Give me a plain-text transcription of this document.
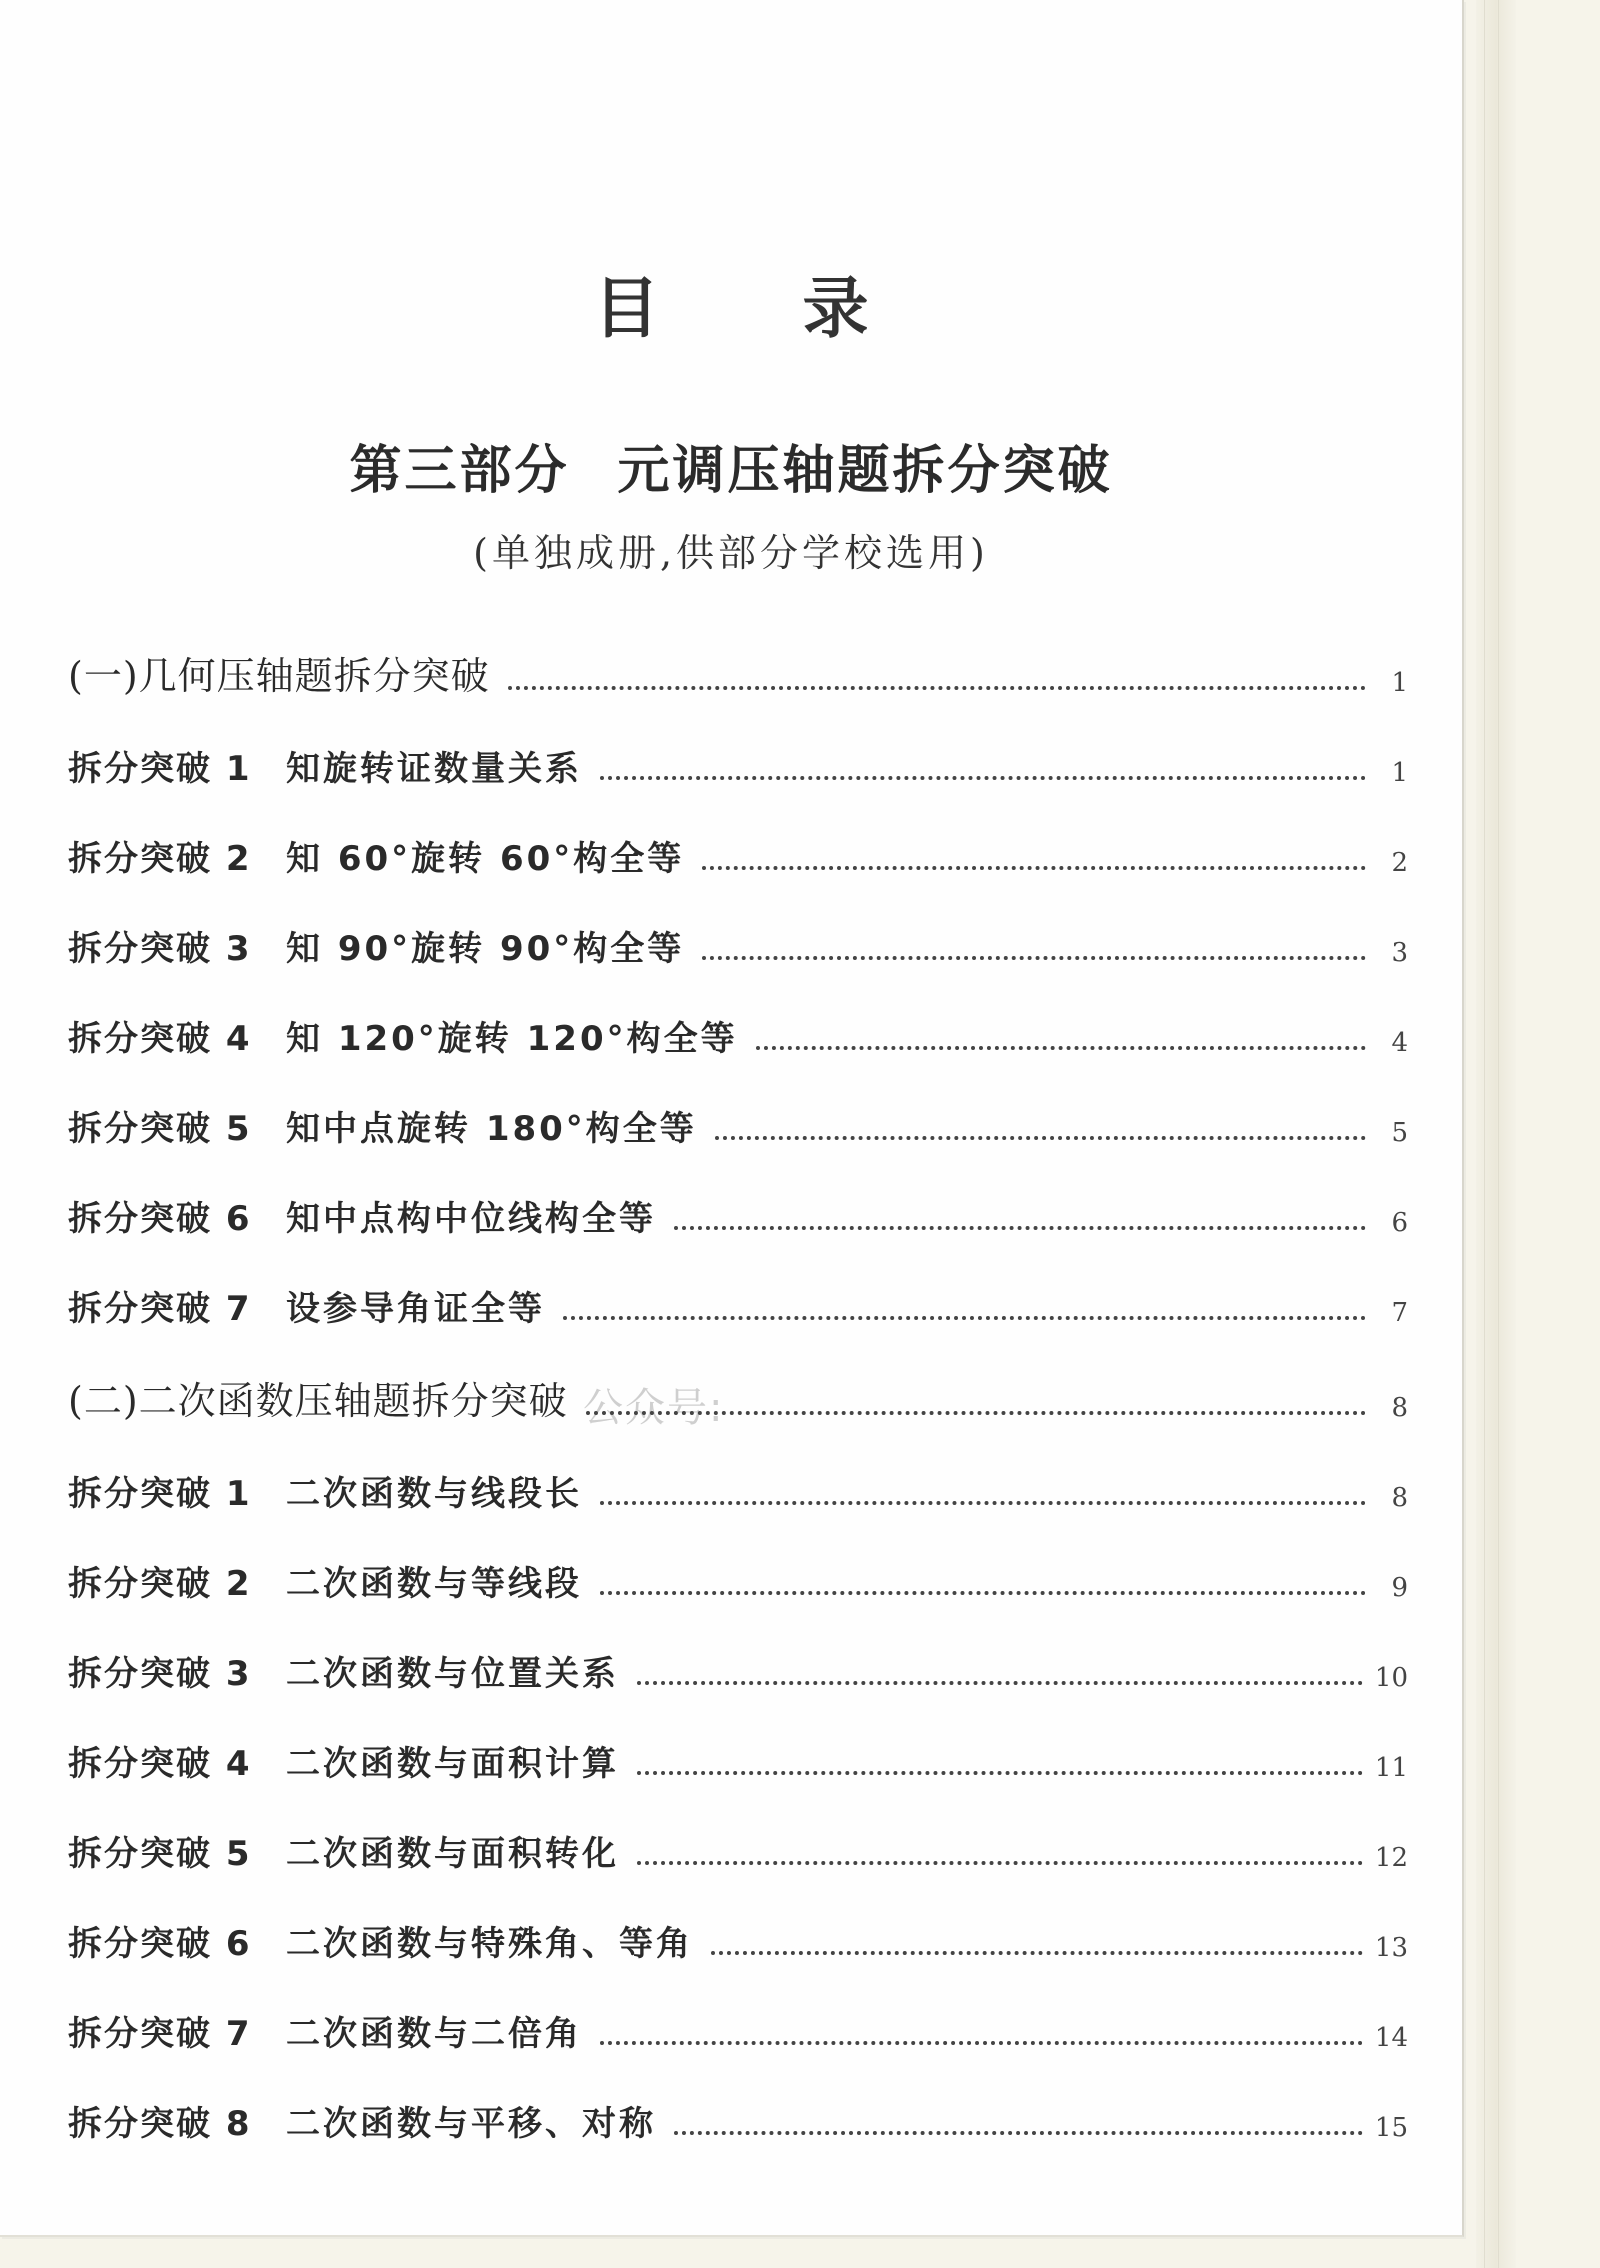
目 录
第三部分 元调压轴题拆分突破
(单独成册,供部分学校选用)
公众号:
(一)几何压轴题拆分突破	1
拆分突破 1	知旋转证数量关系	1
拆分突破 2	知 60°旋转 60°构全等	2
拆分突破 3	知 90°旋转 90°构全等	3
拆分突破 4	知 120°旋转 120°构全等	4
拆分突破 5	知中点旋转 180°构全等	5
拆分突破 6	知中点构中位线构全等	6
拆分突破 7	设参导角证全等	7
(二)二次函数压轴题拆分突破	8
拆分突破 1	二次函数与线段长	8
拆分突破 2	二次函数与等线段	9
拆分突破 3	二次函数与位置关系	10
拆分突破 4	二次函数与面积计算	11
拆分突破 5	二次函数与面积转化	12
拆分突破 6	二次函数与特殊角、等角	13
拆分突破 7	二次函数与二倍角	14
拆分突破 8	二次函数与平移、对称	15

What is expected:
Write out the whole listing exactly, and drop the pictures.

Result of the exercise:
Give me a plain-text transcription of this document.
目 录
第三部分 元调压轴题拆分突破
(单独成册,供部分学校选用)
公众号:
(一)几何压轴题拆分突破	1
拆分突破 1	知旋转证数量关系	1
拆分突破 2	知 60°旋转 60°构全等	2
拆分突破 3	知 90°旋转 90°构全等	3
拆分突破 4	知 120°旋转 120°构全等	4
拆分突破 5	知中点旋转 180°构全等	5
拆分突破 6	知中点构中位线构全等	6
拆分突破 7	设参导角证全等	7
(二)二次函数压轴题拆分突破	8
拆分突破 1	二次函数与线段长	8
拆分突破 2	二次函数与等线段	9
拆分突破 3	二次函数与位置关系	10
拆分突破 4	二次函数与面积计算	11
拆分突破 5	二次函数与面积转化	12
拆分突破 6	二次函数与特殊角、等角	13
拆分突破 7	二次函数与二倍角	14
拆分突破 8	二次函数与平移、对称	15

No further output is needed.